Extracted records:
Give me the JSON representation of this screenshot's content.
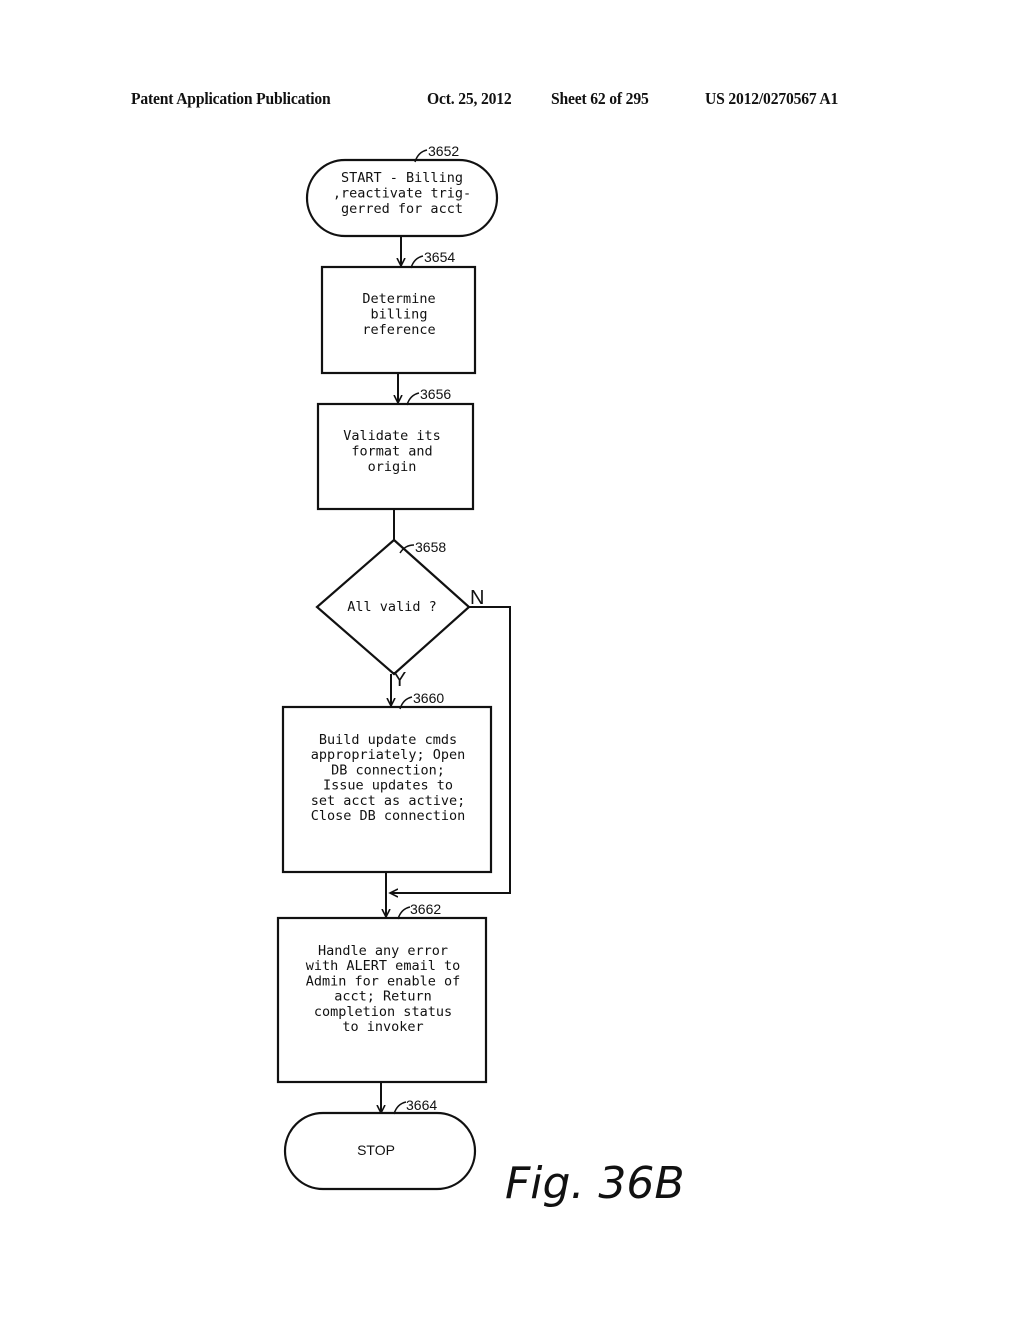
{
  "header": {
    "publication": "Patent Application Publication",
    "date": "Oct. 25, 2012",
    "sheet": "Sheet 62 of 295",
    "number": "US 2012/0270567 A1"
  },
  "flowchart": {
    "nodes": [
      {
        "id": "3652",
        "type": "terminal",
        "lines": [
          "START - Billing",
          ",reactivate trig-",
          "gerred for acct"
        ]
      },
      {
        "id": "3654",
        "type": "process",
        "lines": [
          "Determine",
          "billing",
          "reference"
        ]
      },
      {
        "id": "3656",
        "type": "process",
        "lines": [
          "Validate its",
          "format and",
          "origin"
        ]
      },
      {
        "id": "3658",
        "type": "decision",
        "lines": [
          "All valid ?"
        ]
      },
      {
        "id": "3660",
        "type": "process",
        "lines": [
          "Build update cmds",
          "appropriately; Open",
          "DB connection;",
          "Issue updates to",
          "set acct as active;",
          "Close DB connection"
        ]
      },
      {
        "id": "3662",
        "type": "process",
        "lines": [
          "Handle any error",
          "with ALERT email to",
          "Admin for enable of",
          "acct; Return",
          "completion status",
          "to invoker"
        ]
      },
      {
        "id": "3664",
        "type": "terminal",
        "lines": [
          "STOP"
        ]
      }
    ],
    "branch_labels": {
      "no": "N",
      "yes": "Y"
    },
    "figure_label": "Fig. 36B"
  }
}
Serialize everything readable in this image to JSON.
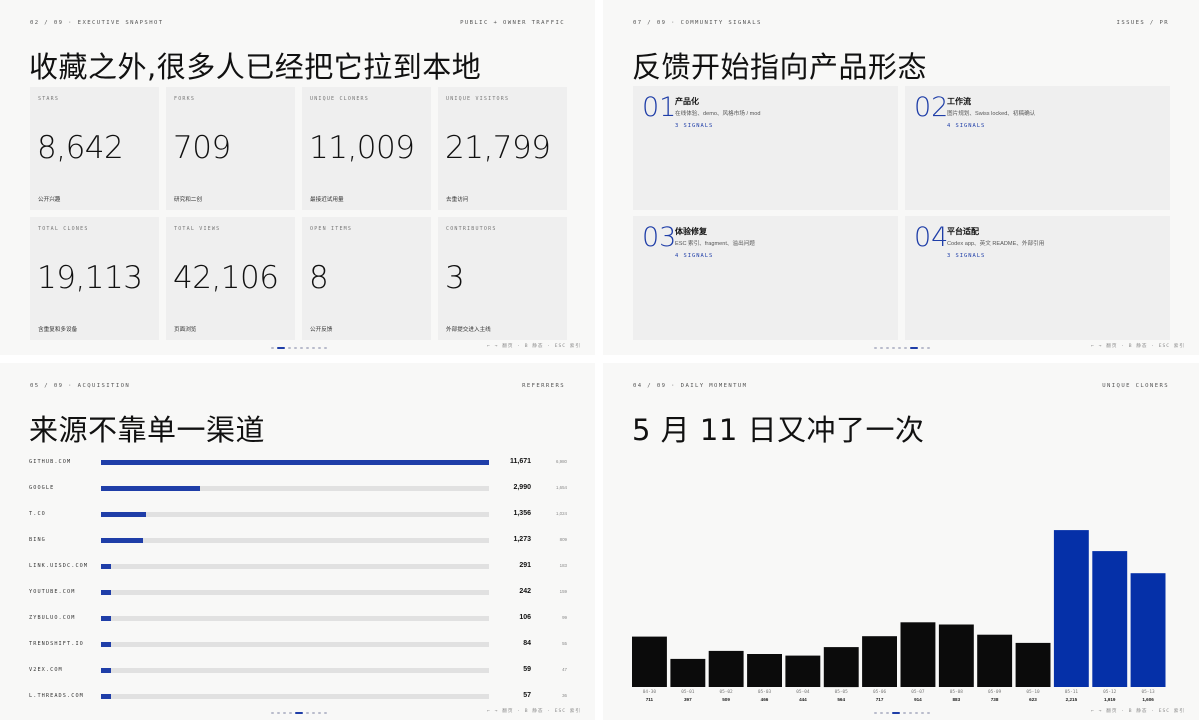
{
  "slides": [
    {
      "kicker": "02 / 09 · EXECUTIVE SNAPSHOT",
      "tag": "PUBLIC + OWNER TRAFFIC",
      "headline": "收藏之外,很多人已经把它拉到本地",
      "metrics": [
        {
          "label": "STARS",
          "value": "8,642",
          "note": "公开兴趣"
        },
        {
          "label": "FORKS",
          "value": "709",
          "note": "研究和二创"
        },
        {
          "label": "UNIQUE CLONERS",
          "value": "11,009",
          "note": "最接近试用量"
        },
        {
          "label": "UNIQUE VISITORS",
          "value": "21,799",
          "note": "去重访问"
        },
        {
          "label": "TOTAL CLONES",
          "value": "19,113",
          "note": "含重复和多设备"
        },
        {
          "label": "TOTAL VIEWS",
          "value": "42,106",
          "note": "页面浏览"
        },
        {
          "label": "OPEN ITEMS",
          "value": "8",
          "note": "公开反馈"
        },
        {
          "label": "CONTRIBUTORS",
          "value": "3",
          "note": "外部提交进入主线"
        }
      ],
      "nav_hint": "← → 翻页 · B 静态 · ESC 索引",
      "page_active": 1,
      "page_count": 9
    },
    {
      "kicker": "07 / 09 · COMMUNITY SIGNALS",
      "tag": "ISSUES / PR",
      "headline": "反馈开始指向产品形态",
      "signals": [
        {
          "num": "01",
          "title": "产品化",
          "desc": "在线体验、demo、风格市场 / mod",
          "count": "3 SIGNALS"
        },
        {
          "num": "02",
          "title": "工作流",
          "desc": "图片规划、Swiss locked、初稿确认",
          "count": "4 SIGNALS"
        },
        {
          "num": "03",
          "title": "体验修复",
          "desc": "ESC 索引、fragment、溢出问题",
          "count": "4 SIGNALS"
        },
        {
          "num": "04",
          "title": "平台适配",
          "desc": "Codex app、英文 README、外部引用",
          "count": "3 SIGNALS"
        }
      ],
      "nav_hint": "← → 翻页 · B 静态 · ESC 索引",
      "page_active": 6,
      "page_count": 9
    },
    {
      "kicker": "05 / 09 · ACQUISITION",
      "tag": "REFERRERS",
      "headline": "来源不靠单一渠道",
      "referrers": [
        {
          "name": "GITHUB.COM",
          "views": 11671,
          "views_label": "11,671",
          "uniques": "6,980"
        },
        {
          "name": "GOOGLE",
          "views": 2990,
          "views_label": "2,990",
          "uniques": "1,654"
        },
        {
          "name": "T.CO",
          "views": 1356,
          "views_label": "1,356",
          "uniques": "1,024"
        },
        {
          "name": "BING",
          "views": 1273,
          "views_label": "1,273",
          "uniques": "809"
        },
        {
          "name": "LINK.UISDC.COM",
          "views": 291,
          "views_label": "291",
          "uniques": "183"
        },
        {
          "name": "YOUTUBE.COM",
          "views": 242,
          "views_label": "242",
          "uniques": "159"
        },
        {
          "name": "ZYBULUO.COM",
          "views": 106,
          "views_label": "106",
          "uniques": "99"
        },
        {
          "name": "TRENDSHIFT.IO",
          "views": 84,
          "views_label": "84",
          "uniques": "55"
        },
        {
          "name": "V2EX.COM",
          "views": 59,
          "views_label": "59",
          "uniques": "47"
        },
        {
          "name": "L.THREADS.COM",
          "views": 57,
          "views_label": "57",
          "uniques": "36"
        }
      ],
      "nav_hint": "← → 翻页 · B 静态 · ESC 索引",
      "page_active": 4,
      "page_count": 9
    },
    {
      "kicker": "04 / 09 · DAILY MOMENTUM",
      "tag": "UNIQUE CLONERS",
      "headline": "5 月 11 日又冲了一次",
      "nav_hint": "← → 翻页 · B 静态 · ESC 索引",
      "page_active": 3,
      "page_count": 9
    }
  ],
  "chart_data": {
    "type": "bar",
    "categories": [
      "04-30",
      "05-01",
      "05-02",
      "05-03",
      "05-04",
      "05-05",
      "05-06",
      "05-07",
      "05-08",
      "05-09",
      "05-10",
      "05-11",
      "05-12",
      "05-13"
    ],
    "values": [
      711,
      397,
      509,
      466,
      444,
      564,
      717,
      914,
      883,
      738,
      623,
      2215,
      1919,
      1606
    ],
    "value_labels": [
      "711",
      "397",
      "509",
      "466",
      "444",
      "564",
      "717",
      "914",
      "883",
      "738",
      "623",
      "2,215",
      "1,919",
      "1,606"
    ],
    "highlight_from_index": 11,
    "colors": {
      "default": "#0b0b0b",
      "highlight": "#0530a8"
    },
    "title": "",
    "xlabel": "",
    "ylabel": "",
    "ylim": [
      0,
      2400
    ]
  },
  "colors": {
    "accent": "#1f3ea8",
    "card": "#efefef",
    "slide": "#f8f8f7",
    "bar_track": "#e1e1e1"
  }
}
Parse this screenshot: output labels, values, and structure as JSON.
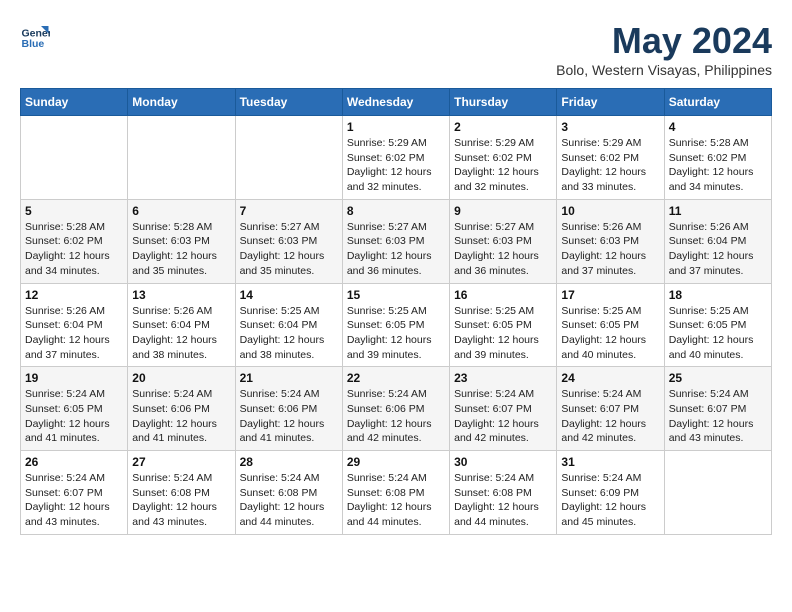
{
  "logo": {
    "line1": "General",
    "line2": "Blue"
  },
  "title": "May 2024",
  "location": "Bolo, Western Visayas, Philippines",
  "weekdays": [
    "Sunday",
    "Monday",
    "Tuesday",
    "Wednesday",
    "Thursday",
    "Friday",
    "Saturday"
  ],
  "weeks": [
    [
      {
        "day": "",
        "info": ""
      },
      {
        "day": "",
        "info": ""
      },
      {
        "day": "",
        "info": ""
      },
      {
        "day": "1",
        "info": "Sunrise: 5:29 AM\nSunset: 6:02 PM\nDaylight: 12 hours\nand 32 minutes."
      },
      {
        "day": "2",
        "info": "Sunrise: 5:29 AM\nSunset: 6:02 PM\nDaylight: 12 hours\nand 32 minutes."
      },
      {
        "day": "3",
        "info": "Sunrise: 5:29 AM\nSunset: 6:02 PM\nDaylight: 12 hours\nand 33 minutes."
      },
      {
        "day": "4",
        "info": "Sunrise: 5:28 AM\nSunset: 6:02 PM\nDaylight: 12 hours\nand 34 minutes."
      }
    ],
    [
      {
        "day": "5",
        "info": "Sunrise: 5:28 AM\nSunset: 6:02 PM\nDaylight: 12 hours\nand 34 minutes."
      },
      {
        "day": "6",
        "info": "Sunrise: 5:28 AM\nSunset: 6:03 PM\nDaylight: 12 hours\nand 35 minutes."
      },
      {
        "day": "7",
        "info": "Sunrise: 5:27 AM\nSunset: 6:03 PM\nDaylight: 12 hours\nand 35 minutes."
      },
      {
        "day": "8",
        "info": "Sunrise: 5:27 AM\nSunset: 6:03 PM\nDaylight: 12 hours\nand 36 minutes."
      },
      {
        "day": "9",
        "info": "Sunrise: 5:27 AM\nSunset: 6:03 PM\nDaylight: 12 hours\nand 36 minutes."
      },
      {
        "day": "10",
        "info": "Sunrise: 5:26 AM\nSunset: 6:03 PM\nDaylight: 12 hours\nand 37 minutes."
      },
      {
        "day": "11",
        "info": "Sunrise: 5:26 AM\nSunset: 6:04 PM\nDaylight: 12 hours\nand 37 minutes."
      }
    ],
    [
      {
        "day": "12",
        "info": "Sunrise: 5:26 AM\nSunset: 6:04 PM\nDaylight: 12 hours\nand 37 minutes."
      },
      {
        "day": "13",
        "info": "Sunrise: 5:26 AM\nSunset: 6:04 PM\nDaylight: 12 hours\nand 38 minutes."
      },
      {
        "day": "14",
        "info": "Sunrise: 5:25 AM\nSunset: 6:04 PM\nDaylight: 12 hours\nand 38 minutes."
      },
      {
        "day": "15",
        "info": "Sunrise: 5:25 AM\nSunset: 6:05 PM\nDaylight: 12 hours\nand 39 minutes."
      },
      {
        "day": "16",
        "info": "Sunrise: 5:25 AM\nSunset: 6:05 PM\nDaylight: 12 hours\nand 39 minutes."
      },
      {
        "day": "17",
        "info": "Sunrise: 5:25 AM\nSunset: 6:05 PM\nDaylight: 12 hours\nand 40 minutes."
      },
      {
        "day": "18",
        "info": "Sunrise: 5:25 AM\nSunset: 6:05 PM\nDaylight: 12 hours\nand 40 minutes."
      }
    ],
    [
      {
        "day": "19",
        "info": "Sunrise: 5:24 AM\nSunset: 6:05 PM\nDaylight: 12 hours\nand 41 minutes."
      },
      {
        "day": "20",
        "info": "Sunrise: 5:24 AM\nSunset: 6:06 PM\nDaylight: 12 hours\nand 41 minutes."
      },
      {
        "day": "21",
        "info": "Sunrise: 5:24 AM\nSunset: 6:06 PM\nDaylight: 12 hours\nand 41 minutes."
      },
      {
        "day": "22",
        "info": "Sunrise: 5:24 AM\nSunset: 6:06 PM\nDaylight: 12 hours\nand 42 minutes."
      },
      {
        "day": "23",
        "info": "Sunrise: 5:24 AM\nSunset: 6:07 PM\nDaylight: 12 hours\nand 42 minutes."
      },
      {
        "day": "24",
        "info": "Sunrise: 5:24 AM\nSunset: 6:07 PM\nDaylight: 12 hours\nand 42 minutes."
      },
      {
        "day": "25",
        "info": "Sunrise: 5:24 AM\nSunset: 6:07 PM\nDaylight: 12 hours\nand 43 minutes."
      }
    ],
    [
      {
        "day": "26",
        "info": "Sunrise: 5:24 AM\nSunset: 6:07 PM\nDaylight: 12 hours\nand 43 minutes."
      },
      {
        "day": "27",
        "info": "Sunrise: 5:24 AM\nSunset: 6:08 PM\nDaylight: 12 hours\nand 43 minutes."
      },
      {
        "day": "28",
        "info": "Sunrise: 5:24 AM\nSunset: 6:08 PM\nDaylight: 12 hours\nand 44 minutes."
      },
      {
        "day": "29",
        "info": "Sunrise: 5:24 AM\nSunset: 6:08 PM\nDaylight: 12 hours\nand 44 minutes."
      },
      {
        "day": "30",
        "info": "Sunrise: 5:24 AM\nSunset: 6:08 PM\nDaylight: 12 hours\nand 44 minutes."
      },
      {
        "day": "31",
        "info": "Sunrise: 5:24 AM\nSunset: 6:09 PM\nDaylight: 12 hours\nand 45 minutes."
      },
      {
        "day": "",
        "info": ""
      }
    ]
  ]
}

Aim of the task: Copy each line holding the word "acct" from the listing above.

Expected answer:
          "gerred for acct"
          "set acct as active;",
          "acct; Return",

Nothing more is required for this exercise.